→ **WHAT IS EXPECTED**:
Gather each line of the entries below that includes "Ntlb".
begin RECORDS SUPPLIED
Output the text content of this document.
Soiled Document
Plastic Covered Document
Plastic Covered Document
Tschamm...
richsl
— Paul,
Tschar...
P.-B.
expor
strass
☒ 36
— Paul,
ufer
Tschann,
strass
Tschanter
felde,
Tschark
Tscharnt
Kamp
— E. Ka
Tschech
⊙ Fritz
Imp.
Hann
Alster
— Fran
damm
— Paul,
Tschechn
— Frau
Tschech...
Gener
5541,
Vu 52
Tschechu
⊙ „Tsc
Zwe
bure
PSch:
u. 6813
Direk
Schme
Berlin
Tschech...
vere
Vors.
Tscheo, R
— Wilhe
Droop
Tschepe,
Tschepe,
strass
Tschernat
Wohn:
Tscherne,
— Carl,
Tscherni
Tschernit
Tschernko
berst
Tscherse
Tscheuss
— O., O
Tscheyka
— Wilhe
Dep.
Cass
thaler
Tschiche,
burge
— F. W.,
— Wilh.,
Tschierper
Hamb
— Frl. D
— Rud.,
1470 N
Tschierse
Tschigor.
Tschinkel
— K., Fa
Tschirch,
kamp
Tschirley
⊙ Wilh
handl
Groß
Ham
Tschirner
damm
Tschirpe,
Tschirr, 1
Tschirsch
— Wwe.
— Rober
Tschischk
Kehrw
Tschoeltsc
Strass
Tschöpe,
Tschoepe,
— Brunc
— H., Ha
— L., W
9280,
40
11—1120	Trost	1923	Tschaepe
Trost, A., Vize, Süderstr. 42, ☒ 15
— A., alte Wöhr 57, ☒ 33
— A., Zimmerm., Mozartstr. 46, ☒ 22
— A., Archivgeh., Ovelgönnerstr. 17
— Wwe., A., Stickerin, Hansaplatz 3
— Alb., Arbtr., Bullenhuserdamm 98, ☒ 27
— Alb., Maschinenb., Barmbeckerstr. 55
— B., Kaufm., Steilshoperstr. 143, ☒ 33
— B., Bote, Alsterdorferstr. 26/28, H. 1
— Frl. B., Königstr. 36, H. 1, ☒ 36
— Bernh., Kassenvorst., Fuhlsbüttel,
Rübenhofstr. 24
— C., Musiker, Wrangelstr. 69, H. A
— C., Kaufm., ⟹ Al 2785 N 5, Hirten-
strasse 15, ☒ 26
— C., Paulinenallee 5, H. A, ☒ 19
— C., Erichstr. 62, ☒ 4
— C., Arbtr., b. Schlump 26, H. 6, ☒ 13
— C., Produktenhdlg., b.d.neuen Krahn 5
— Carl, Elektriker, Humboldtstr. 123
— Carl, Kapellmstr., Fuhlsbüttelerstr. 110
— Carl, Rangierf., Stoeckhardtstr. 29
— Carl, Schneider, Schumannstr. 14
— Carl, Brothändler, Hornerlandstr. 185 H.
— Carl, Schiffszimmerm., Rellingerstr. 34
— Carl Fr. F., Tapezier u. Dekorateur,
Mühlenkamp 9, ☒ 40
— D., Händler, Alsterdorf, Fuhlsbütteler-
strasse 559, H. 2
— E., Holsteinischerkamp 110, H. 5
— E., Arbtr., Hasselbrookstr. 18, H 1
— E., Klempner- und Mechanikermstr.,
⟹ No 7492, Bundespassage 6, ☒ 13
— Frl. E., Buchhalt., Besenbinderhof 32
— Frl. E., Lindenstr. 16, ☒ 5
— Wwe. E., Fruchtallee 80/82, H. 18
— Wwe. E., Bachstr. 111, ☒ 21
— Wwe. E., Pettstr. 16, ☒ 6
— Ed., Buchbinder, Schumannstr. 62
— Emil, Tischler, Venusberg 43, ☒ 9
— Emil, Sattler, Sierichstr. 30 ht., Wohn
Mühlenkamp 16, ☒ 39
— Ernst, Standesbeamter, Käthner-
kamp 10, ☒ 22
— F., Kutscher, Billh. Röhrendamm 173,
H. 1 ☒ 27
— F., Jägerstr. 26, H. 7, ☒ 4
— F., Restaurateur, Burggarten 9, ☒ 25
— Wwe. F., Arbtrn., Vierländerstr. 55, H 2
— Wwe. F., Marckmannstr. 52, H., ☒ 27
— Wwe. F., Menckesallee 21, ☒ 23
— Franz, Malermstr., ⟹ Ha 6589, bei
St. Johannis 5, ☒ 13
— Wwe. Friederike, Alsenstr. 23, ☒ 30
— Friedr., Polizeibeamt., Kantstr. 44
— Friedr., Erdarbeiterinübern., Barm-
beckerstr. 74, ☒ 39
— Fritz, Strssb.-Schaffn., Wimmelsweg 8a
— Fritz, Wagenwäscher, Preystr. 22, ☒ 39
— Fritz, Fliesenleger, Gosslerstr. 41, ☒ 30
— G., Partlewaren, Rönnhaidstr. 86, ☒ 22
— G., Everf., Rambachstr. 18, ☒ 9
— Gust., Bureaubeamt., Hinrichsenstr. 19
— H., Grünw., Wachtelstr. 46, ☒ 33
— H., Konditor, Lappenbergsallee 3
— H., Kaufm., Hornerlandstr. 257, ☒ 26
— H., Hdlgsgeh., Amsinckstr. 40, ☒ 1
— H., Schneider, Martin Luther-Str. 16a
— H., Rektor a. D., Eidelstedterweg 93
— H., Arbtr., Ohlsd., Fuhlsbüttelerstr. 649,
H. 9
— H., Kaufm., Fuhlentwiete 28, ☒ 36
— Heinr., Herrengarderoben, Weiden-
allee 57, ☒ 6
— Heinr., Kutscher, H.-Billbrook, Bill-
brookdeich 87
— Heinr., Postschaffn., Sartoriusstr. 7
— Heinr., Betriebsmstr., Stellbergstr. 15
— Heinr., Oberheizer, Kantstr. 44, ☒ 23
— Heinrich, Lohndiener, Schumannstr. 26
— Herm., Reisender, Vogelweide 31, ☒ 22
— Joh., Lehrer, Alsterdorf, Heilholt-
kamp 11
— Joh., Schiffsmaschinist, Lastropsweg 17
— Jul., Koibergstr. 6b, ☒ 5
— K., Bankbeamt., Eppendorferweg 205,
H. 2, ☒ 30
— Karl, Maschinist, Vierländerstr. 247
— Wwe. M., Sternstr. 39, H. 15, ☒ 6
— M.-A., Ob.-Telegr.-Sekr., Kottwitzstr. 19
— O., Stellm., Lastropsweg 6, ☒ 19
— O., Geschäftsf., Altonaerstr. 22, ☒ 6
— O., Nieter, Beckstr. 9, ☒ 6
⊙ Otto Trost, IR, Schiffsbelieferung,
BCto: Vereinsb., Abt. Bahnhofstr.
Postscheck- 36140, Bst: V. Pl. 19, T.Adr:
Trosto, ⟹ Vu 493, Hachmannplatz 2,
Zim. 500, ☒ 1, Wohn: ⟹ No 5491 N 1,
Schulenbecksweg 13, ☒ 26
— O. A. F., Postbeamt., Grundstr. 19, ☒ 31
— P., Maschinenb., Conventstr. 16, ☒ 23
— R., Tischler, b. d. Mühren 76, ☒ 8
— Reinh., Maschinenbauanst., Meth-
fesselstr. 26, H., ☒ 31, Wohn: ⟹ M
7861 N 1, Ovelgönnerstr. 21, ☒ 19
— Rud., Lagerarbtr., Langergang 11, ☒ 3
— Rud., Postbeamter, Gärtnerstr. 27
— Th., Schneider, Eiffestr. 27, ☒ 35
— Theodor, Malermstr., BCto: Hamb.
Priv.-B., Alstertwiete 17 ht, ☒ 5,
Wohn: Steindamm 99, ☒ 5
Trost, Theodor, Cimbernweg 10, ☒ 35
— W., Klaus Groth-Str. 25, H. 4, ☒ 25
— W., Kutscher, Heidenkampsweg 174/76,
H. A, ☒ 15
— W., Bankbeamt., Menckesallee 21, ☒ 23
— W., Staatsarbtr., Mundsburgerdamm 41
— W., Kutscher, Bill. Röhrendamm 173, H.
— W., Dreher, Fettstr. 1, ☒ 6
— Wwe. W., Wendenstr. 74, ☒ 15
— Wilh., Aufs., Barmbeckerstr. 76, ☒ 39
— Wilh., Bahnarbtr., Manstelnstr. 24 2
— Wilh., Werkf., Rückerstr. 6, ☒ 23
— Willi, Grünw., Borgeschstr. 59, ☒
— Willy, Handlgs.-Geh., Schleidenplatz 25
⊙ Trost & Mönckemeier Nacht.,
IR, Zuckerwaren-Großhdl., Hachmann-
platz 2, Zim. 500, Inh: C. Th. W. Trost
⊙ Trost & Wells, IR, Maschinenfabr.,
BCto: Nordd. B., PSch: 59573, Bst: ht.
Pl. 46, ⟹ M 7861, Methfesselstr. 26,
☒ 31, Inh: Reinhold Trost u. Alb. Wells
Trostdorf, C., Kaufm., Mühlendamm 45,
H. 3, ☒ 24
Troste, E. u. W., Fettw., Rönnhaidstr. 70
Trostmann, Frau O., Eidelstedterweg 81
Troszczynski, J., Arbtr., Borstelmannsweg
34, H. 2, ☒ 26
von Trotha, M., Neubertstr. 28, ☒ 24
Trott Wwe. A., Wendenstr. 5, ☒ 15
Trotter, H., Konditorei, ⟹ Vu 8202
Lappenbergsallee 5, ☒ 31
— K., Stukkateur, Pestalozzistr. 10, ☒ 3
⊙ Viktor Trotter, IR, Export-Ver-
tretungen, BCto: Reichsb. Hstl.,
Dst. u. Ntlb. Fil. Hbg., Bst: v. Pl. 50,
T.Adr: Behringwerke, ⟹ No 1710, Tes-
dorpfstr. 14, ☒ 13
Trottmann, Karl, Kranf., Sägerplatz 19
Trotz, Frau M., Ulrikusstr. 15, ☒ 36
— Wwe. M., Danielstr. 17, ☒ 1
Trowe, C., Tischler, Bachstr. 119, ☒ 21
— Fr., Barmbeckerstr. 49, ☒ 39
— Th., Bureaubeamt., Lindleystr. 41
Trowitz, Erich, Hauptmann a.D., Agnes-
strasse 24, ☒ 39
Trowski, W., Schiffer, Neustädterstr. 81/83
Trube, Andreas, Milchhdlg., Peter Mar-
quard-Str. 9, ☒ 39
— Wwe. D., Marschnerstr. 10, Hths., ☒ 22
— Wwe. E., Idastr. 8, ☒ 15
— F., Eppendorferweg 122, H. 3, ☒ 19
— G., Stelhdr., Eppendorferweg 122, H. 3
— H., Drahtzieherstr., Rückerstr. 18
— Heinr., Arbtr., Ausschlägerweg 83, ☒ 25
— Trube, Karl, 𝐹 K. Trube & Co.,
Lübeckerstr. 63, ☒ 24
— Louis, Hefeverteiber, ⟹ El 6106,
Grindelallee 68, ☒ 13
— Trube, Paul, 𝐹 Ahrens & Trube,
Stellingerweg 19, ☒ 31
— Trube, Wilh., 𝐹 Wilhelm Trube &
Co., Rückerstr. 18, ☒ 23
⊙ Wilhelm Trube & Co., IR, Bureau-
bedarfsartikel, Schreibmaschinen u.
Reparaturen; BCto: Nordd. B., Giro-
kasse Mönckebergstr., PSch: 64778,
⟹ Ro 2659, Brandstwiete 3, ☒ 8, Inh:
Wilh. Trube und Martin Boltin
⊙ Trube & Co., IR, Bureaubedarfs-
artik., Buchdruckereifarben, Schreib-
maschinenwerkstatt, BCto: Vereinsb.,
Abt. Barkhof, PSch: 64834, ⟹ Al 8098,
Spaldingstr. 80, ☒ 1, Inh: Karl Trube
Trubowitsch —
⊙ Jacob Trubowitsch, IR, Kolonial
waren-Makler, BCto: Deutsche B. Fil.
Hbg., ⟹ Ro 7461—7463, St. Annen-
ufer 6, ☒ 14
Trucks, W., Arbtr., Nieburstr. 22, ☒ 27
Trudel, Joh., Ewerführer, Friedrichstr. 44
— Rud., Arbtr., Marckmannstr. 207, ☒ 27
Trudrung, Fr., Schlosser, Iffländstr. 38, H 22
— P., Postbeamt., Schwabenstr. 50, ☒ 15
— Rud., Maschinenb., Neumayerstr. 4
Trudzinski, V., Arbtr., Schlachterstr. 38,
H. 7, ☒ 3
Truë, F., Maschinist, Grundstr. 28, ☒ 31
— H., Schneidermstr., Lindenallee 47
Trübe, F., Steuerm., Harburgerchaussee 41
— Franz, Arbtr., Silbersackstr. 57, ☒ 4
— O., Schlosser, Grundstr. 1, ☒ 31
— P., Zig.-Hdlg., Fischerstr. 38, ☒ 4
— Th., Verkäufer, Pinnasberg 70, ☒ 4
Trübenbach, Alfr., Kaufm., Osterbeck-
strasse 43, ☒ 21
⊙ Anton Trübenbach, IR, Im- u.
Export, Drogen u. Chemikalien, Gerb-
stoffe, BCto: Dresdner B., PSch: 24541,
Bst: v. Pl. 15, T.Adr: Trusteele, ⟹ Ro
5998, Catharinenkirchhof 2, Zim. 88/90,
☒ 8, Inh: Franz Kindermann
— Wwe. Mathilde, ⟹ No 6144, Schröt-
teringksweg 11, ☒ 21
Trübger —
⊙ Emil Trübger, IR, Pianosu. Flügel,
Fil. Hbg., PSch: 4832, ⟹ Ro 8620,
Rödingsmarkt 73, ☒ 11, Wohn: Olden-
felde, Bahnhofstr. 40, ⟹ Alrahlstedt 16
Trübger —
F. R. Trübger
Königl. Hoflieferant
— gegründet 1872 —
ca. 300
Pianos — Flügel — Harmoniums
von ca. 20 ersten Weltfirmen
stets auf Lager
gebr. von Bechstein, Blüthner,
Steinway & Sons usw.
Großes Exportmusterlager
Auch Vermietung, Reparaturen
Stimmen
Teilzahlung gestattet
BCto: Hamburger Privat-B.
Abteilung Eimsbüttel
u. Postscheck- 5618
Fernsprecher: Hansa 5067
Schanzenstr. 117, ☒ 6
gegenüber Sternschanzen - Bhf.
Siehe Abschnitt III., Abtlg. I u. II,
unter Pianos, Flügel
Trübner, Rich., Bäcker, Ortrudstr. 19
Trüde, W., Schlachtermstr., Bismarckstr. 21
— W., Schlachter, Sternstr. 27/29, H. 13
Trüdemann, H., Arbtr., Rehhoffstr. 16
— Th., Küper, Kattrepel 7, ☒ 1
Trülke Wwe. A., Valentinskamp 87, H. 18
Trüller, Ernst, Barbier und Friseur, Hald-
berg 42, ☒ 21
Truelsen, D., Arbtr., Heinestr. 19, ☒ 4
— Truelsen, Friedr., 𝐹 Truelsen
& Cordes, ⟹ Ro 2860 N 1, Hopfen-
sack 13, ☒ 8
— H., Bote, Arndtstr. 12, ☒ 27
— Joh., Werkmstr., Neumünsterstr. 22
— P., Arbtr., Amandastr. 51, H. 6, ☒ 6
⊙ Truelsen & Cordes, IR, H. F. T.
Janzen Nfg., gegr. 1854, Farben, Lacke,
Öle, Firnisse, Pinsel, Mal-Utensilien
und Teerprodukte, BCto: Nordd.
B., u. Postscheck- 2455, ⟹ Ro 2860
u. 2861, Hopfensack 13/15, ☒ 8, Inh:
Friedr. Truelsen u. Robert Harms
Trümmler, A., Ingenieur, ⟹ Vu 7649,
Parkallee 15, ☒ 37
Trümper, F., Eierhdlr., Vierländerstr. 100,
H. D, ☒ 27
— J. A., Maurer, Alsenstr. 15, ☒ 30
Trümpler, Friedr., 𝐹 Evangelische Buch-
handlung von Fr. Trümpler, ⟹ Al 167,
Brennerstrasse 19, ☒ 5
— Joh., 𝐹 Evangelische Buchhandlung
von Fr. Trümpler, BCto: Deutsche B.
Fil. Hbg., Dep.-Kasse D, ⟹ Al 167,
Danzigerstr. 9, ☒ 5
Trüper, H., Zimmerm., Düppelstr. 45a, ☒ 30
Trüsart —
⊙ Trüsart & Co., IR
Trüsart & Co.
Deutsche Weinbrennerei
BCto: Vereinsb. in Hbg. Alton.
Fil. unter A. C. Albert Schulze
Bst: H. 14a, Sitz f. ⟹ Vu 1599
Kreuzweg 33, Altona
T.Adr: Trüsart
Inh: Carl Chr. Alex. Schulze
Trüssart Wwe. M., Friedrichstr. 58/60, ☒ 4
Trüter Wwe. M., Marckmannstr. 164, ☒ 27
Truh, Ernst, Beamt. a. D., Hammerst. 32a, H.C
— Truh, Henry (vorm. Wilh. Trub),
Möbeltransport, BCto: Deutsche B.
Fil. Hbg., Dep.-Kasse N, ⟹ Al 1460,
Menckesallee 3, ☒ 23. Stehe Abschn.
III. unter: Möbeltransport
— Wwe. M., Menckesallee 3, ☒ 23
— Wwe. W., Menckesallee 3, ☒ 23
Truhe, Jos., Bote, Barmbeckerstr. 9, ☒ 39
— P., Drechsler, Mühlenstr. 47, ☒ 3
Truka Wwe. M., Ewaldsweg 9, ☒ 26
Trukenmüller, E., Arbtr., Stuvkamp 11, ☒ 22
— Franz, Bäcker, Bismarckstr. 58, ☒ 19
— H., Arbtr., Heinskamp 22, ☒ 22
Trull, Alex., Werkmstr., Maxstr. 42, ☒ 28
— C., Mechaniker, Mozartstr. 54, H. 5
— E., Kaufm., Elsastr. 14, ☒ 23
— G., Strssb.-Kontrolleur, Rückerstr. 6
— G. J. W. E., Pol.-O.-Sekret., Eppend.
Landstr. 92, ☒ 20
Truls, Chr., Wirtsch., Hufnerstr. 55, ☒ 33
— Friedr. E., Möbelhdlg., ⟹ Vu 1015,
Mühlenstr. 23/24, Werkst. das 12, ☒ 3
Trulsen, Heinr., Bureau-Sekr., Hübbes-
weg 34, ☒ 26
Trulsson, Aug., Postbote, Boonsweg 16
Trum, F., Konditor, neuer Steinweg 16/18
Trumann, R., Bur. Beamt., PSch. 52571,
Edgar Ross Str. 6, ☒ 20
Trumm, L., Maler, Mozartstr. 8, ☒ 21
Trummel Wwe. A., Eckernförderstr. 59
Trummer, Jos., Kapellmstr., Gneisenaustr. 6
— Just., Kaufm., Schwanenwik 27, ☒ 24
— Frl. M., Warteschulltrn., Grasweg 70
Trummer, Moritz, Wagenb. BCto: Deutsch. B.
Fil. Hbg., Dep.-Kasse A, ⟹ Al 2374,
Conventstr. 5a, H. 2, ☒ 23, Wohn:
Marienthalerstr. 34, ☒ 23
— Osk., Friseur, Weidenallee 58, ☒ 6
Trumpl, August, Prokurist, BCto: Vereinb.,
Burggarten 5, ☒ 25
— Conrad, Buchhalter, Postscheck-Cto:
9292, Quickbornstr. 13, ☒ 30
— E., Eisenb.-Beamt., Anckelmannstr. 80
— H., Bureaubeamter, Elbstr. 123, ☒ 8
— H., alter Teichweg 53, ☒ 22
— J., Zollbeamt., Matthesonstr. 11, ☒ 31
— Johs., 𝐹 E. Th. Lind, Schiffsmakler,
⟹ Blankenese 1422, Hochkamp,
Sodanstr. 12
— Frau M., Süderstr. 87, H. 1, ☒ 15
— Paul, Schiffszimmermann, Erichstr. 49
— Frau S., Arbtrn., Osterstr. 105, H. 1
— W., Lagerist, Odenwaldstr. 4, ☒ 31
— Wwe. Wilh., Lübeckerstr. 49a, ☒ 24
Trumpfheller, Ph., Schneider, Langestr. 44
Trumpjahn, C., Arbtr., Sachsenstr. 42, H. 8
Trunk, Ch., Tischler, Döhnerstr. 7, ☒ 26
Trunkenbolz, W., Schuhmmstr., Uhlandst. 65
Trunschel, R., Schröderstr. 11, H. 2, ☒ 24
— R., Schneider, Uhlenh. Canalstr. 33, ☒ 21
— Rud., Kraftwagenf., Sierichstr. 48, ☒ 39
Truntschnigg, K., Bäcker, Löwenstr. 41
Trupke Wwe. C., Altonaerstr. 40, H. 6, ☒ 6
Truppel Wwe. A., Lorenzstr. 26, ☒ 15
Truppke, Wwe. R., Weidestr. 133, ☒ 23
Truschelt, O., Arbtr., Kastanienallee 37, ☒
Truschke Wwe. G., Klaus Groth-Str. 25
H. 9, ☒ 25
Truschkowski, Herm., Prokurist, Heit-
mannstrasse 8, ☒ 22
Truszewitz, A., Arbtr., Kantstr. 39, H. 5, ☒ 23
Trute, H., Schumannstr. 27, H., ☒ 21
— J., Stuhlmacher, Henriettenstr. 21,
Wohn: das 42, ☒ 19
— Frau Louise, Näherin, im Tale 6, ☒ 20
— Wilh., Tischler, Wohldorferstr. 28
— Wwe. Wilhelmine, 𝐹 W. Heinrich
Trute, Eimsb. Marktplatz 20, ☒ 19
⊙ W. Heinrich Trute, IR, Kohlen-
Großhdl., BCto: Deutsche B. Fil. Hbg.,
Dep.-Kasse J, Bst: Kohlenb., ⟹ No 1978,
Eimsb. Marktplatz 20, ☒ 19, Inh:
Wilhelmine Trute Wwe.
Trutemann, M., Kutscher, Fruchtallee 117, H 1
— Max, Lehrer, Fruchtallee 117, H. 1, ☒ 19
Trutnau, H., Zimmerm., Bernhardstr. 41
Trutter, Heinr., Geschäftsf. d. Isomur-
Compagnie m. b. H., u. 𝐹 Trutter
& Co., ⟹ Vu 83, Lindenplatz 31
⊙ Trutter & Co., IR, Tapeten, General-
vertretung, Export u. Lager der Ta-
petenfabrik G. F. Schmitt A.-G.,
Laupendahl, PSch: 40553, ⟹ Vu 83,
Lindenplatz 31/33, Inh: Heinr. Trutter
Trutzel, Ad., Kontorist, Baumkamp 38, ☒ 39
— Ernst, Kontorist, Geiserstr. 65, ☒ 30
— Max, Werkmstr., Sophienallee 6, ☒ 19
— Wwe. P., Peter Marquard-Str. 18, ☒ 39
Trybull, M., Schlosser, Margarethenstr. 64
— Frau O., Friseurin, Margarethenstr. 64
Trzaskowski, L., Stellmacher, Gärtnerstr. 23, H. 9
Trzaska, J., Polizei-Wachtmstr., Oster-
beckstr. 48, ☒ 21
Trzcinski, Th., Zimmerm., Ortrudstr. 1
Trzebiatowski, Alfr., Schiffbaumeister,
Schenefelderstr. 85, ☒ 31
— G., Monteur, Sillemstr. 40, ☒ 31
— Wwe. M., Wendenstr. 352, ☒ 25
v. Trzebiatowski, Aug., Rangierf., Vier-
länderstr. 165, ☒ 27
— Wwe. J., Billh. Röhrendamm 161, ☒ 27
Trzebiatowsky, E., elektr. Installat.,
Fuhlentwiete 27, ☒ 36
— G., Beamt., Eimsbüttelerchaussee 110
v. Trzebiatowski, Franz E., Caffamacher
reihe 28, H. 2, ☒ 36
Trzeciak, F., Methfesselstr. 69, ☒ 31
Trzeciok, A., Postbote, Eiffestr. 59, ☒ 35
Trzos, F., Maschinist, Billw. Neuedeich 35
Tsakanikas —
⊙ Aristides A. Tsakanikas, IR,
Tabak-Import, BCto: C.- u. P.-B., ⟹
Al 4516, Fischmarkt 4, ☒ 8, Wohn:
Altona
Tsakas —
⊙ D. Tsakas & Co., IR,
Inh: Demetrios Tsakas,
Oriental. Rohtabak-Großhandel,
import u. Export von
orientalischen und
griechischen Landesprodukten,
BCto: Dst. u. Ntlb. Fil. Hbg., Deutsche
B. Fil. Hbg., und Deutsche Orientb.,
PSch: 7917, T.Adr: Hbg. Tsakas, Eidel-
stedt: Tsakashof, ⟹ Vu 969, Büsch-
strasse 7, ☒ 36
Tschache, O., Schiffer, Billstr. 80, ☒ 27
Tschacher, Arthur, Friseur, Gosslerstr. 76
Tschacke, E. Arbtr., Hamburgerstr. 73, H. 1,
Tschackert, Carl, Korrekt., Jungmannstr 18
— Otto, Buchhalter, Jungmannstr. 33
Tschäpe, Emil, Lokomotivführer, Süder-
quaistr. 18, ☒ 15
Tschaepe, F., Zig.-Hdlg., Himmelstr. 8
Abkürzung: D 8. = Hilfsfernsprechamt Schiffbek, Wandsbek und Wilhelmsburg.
end RECORDS SUPPLIED
→ **SOLUTION BELOW**:
Dst. u. Ntlb. Fil. Hbg., Bst: v. Pl. 50,
BCto: Dst. u. Ntlb. Fil. Hbg., Deutsche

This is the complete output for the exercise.